Requirement » Answer with a number only: how many lines of the data contain "lundi"?

[Start Extracted material]

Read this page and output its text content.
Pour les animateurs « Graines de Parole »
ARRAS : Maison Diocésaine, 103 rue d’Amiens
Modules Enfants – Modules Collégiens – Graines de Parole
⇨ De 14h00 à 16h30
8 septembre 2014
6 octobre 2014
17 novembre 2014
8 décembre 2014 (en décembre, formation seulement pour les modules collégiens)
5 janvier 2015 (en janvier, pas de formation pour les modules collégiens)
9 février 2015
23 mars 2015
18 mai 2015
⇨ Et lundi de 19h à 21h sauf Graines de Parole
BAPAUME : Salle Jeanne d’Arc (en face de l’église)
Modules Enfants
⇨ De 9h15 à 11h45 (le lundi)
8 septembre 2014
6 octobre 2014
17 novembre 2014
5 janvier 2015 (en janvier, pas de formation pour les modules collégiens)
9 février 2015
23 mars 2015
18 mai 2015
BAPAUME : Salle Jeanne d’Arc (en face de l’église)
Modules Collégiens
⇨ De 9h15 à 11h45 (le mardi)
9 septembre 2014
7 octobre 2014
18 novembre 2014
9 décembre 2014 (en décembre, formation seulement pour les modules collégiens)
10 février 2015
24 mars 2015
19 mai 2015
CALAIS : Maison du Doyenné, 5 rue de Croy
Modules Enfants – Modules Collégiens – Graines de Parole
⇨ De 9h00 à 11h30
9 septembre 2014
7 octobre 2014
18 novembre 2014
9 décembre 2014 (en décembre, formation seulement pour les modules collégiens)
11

[End Extracted material]
[Start Extracted material]

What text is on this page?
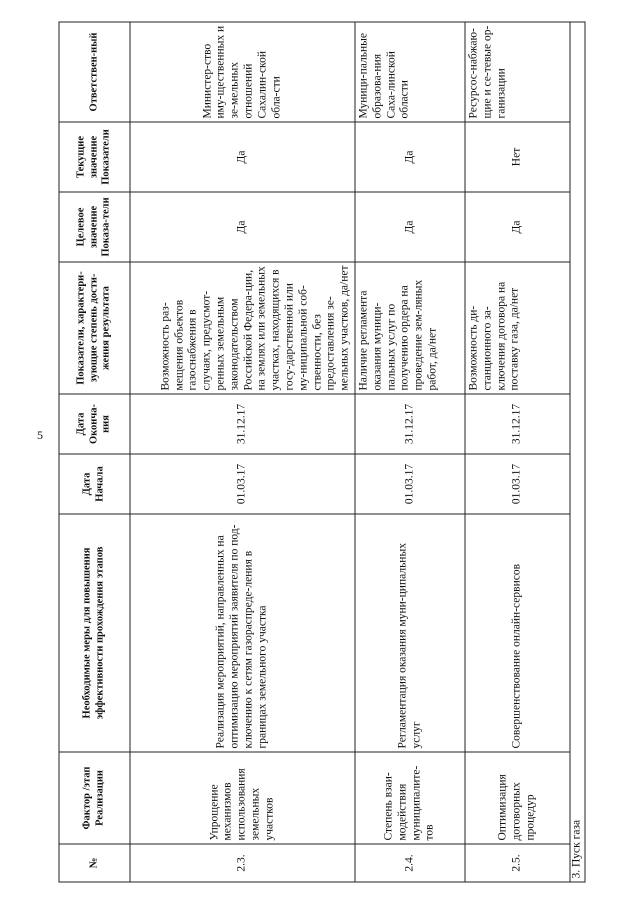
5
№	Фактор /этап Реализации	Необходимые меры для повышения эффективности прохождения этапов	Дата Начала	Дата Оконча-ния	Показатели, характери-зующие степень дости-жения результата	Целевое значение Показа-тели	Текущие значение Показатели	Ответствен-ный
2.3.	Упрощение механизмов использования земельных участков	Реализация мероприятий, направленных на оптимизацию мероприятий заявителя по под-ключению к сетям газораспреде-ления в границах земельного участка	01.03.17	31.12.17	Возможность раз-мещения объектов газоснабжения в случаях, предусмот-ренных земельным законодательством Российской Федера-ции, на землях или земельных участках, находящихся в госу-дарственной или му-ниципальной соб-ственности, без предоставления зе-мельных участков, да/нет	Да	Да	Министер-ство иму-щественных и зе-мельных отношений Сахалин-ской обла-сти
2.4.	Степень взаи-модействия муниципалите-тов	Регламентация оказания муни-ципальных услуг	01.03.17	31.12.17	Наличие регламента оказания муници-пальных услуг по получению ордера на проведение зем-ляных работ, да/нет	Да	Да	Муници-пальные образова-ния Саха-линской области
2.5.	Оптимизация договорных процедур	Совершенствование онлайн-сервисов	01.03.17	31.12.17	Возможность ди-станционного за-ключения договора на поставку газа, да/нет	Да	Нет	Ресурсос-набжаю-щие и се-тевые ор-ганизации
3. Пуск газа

[End Extracted material]

Solution to this exercise » 2